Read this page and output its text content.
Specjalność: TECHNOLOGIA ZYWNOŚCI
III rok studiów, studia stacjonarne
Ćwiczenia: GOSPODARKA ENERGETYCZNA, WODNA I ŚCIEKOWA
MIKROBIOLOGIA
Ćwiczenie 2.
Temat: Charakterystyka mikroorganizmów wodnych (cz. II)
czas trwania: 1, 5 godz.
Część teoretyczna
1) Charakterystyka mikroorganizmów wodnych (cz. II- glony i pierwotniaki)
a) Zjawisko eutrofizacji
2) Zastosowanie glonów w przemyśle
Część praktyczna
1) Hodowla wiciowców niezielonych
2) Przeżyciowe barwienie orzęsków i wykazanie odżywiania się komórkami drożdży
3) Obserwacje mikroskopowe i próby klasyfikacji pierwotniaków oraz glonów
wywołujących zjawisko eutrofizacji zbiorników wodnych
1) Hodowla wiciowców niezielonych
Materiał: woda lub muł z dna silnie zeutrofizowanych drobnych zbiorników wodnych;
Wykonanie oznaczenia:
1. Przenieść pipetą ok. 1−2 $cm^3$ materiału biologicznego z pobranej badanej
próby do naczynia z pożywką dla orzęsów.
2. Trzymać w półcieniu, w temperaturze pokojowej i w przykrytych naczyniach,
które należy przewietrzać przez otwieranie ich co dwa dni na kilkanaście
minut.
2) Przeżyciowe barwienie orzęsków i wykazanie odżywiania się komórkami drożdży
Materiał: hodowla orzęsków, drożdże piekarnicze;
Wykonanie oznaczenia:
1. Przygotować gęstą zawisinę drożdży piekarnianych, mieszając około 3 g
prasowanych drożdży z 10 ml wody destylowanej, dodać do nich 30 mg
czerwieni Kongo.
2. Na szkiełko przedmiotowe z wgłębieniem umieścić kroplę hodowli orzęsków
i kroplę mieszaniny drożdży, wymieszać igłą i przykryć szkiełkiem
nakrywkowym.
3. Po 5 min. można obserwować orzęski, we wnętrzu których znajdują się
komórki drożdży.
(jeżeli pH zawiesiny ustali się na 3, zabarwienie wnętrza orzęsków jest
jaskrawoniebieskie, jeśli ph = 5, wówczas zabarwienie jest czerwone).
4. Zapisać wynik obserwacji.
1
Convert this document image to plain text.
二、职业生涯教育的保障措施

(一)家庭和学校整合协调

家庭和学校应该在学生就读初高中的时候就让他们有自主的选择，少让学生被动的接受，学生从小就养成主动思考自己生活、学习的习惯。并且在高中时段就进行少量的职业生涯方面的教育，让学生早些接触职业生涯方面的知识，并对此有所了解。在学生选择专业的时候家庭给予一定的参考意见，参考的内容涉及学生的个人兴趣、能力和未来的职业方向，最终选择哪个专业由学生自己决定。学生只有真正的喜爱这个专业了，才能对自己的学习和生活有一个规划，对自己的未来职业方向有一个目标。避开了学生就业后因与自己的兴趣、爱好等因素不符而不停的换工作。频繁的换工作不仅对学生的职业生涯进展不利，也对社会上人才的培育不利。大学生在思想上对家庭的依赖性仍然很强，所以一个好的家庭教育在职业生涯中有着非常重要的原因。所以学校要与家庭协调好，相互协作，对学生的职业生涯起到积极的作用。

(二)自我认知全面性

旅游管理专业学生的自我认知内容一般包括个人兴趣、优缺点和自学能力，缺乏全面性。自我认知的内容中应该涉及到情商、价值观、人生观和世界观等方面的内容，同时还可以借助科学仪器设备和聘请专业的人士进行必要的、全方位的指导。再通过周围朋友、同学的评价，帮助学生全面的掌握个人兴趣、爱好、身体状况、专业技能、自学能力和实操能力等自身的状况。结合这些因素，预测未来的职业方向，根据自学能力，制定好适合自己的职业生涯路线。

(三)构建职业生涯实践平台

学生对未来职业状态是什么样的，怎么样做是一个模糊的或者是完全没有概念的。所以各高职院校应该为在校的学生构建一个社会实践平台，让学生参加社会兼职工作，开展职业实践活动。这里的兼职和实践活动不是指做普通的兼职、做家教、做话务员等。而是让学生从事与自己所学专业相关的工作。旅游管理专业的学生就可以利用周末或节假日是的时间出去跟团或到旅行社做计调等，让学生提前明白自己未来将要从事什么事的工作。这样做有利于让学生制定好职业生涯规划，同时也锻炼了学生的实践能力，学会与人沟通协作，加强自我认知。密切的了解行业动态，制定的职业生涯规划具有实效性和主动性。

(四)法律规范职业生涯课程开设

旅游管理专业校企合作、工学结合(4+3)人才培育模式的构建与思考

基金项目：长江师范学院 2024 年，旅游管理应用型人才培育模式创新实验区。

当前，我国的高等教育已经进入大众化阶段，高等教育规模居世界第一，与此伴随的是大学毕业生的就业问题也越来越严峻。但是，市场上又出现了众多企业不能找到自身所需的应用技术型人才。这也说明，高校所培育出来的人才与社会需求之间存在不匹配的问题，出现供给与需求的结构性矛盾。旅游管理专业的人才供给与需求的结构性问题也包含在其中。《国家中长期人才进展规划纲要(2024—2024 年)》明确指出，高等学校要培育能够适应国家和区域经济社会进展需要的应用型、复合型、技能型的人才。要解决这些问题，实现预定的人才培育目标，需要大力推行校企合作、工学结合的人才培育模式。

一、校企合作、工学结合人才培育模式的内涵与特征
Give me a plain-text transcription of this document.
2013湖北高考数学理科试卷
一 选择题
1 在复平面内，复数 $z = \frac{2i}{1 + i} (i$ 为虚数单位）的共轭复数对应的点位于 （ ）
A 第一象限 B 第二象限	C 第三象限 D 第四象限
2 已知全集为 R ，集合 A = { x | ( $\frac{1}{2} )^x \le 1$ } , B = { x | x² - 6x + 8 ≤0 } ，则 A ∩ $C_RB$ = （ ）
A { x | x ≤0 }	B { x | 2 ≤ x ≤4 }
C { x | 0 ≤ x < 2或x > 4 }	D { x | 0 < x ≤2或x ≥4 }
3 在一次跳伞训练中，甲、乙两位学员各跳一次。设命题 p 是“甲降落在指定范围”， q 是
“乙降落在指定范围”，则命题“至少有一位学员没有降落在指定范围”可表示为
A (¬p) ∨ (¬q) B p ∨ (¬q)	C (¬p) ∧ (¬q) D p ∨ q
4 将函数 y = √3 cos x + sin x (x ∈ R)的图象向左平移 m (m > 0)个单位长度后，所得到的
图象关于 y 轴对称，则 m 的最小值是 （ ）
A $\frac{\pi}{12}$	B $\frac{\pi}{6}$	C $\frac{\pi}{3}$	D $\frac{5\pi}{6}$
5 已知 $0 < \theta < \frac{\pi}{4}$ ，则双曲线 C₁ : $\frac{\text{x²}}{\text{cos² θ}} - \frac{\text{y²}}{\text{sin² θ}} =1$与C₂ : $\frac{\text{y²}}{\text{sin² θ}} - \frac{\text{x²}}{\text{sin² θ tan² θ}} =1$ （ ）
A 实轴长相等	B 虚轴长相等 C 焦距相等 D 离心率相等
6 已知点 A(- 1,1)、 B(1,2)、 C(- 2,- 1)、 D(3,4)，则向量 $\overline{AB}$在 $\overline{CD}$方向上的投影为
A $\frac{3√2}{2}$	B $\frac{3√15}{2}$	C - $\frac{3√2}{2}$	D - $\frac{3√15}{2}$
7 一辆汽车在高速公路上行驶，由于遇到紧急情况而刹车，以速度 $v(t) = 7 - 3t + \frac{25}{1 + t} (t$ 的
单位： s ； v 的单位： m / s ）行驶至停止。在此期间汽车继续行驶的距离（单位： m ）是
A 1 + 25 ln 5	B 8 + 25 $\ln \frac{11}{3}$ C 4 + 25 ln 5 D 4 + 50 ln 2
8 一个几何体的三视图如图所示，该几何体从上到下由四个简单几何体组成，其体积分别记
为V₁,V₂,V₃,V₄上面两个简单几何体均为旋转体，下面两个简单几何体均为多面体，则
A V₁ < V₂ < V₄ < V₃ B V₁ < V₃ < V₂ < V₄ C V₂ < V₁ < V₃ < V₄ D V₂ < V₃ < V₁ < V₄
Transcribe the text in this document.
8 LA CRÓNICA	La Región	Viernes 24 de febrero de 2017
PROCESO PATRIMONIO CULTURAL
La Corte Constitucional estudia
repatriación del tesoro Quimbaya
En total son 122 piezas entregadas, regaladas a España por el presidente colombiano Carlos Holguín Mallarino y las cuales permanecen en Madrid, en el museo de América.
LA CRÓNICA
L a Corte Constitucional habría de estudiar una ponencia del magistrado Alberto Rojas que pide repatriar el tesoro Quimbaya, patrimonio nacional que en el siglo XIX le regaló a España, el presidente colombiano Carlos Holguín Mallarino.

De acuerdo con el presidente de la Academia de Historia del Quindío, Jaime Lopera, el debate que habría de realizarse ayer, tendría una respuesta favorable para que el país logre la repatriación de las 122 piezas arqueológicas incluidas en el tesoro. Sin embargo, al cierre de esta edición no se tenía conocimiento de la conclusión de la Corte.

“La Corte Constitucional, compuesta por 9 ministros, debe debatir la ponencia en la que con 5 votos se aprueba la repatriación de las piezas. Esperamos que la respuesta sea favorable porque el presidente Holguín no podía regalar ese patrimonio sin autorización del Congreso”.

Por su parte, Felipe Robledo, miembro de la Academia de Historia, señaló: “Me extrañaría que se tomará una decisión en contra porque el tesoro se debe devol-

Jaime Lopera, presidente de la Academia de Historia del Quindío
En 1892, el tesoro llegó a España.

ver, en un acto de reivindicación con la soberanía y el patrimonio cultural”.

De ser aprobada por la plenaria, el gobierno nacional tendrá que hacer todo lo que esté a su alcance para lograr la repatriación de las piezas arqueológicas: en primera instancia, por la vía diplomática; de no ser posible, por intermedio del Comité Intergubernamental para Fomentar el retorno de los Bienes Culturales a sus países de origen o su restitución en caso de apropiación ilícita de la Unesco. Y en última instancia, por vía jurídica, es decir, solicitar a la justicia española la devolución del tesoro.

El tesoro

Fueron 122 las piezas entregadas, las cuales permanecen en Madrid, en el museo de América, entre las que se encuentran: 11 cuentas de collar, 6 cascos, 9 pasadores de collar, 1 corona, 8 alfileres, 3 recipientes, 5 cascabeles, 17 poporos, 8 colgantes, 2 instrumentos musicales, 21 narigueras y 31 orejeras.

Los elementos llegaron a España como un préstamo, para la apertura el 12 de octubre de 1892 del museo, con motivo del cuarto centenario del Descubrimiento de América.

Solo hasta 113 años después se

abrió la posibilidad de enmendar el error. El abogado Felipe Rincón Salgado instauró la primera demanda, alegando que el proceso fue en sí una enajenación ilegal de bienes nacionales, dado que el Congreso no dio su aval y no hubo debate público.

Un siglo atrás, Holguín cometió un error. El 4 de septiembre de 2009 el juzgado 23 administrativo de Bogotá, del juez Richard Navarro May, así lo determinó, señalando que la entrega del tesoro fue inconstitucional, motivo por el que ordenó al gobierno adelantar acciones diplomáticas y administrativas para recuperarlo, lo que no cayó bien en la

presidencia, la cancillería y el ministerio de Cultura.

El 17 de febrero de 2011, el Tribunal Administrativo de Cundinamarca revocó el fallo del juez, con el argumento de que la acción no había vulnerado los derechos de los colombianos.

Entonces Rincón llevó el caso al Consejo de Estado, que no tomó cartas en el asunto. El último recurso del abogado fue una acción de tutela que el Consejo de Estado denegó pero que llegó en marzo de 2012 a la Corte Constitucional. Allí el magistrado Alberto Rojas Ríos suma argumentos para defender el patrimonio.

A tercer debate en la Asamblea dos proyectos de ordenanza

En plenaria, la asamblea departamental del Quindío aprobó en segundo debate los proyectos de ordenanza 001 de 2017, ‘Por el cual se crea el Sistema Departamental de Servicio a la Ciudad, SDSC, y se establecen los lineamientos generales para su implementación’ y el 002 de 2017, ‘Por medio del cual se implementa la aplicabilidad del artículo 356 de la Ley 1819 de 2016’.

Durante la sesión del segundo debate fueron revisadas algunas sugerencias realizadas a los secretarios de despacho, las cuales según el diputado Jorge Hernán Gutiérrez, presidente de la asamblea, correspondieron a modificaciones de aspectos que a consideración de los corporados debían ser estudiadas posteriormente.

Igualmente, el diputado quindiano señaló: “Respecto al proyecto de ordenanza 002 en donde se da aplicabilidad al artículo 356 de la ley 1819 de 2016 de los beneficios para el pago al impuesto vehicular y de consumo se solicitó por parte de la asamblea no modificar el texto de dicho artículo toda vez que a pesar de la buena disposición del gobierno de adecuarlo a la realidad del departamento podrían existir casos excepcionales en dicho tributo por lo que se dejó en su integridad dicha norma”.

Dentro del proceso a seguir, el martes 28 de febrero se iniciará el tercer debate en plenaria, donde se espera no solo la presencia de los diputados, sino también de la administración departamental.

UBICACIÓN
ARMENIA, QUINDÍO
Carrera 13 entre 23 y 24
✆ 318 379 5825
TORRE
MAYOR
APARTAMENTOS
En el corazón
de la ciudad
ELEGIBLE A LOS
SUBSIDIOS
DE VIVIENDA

* * * *

CHALLENGE: Give only the number of lines in the entries above that hold the string "drożdży".

CORRECT OUTPUT: 6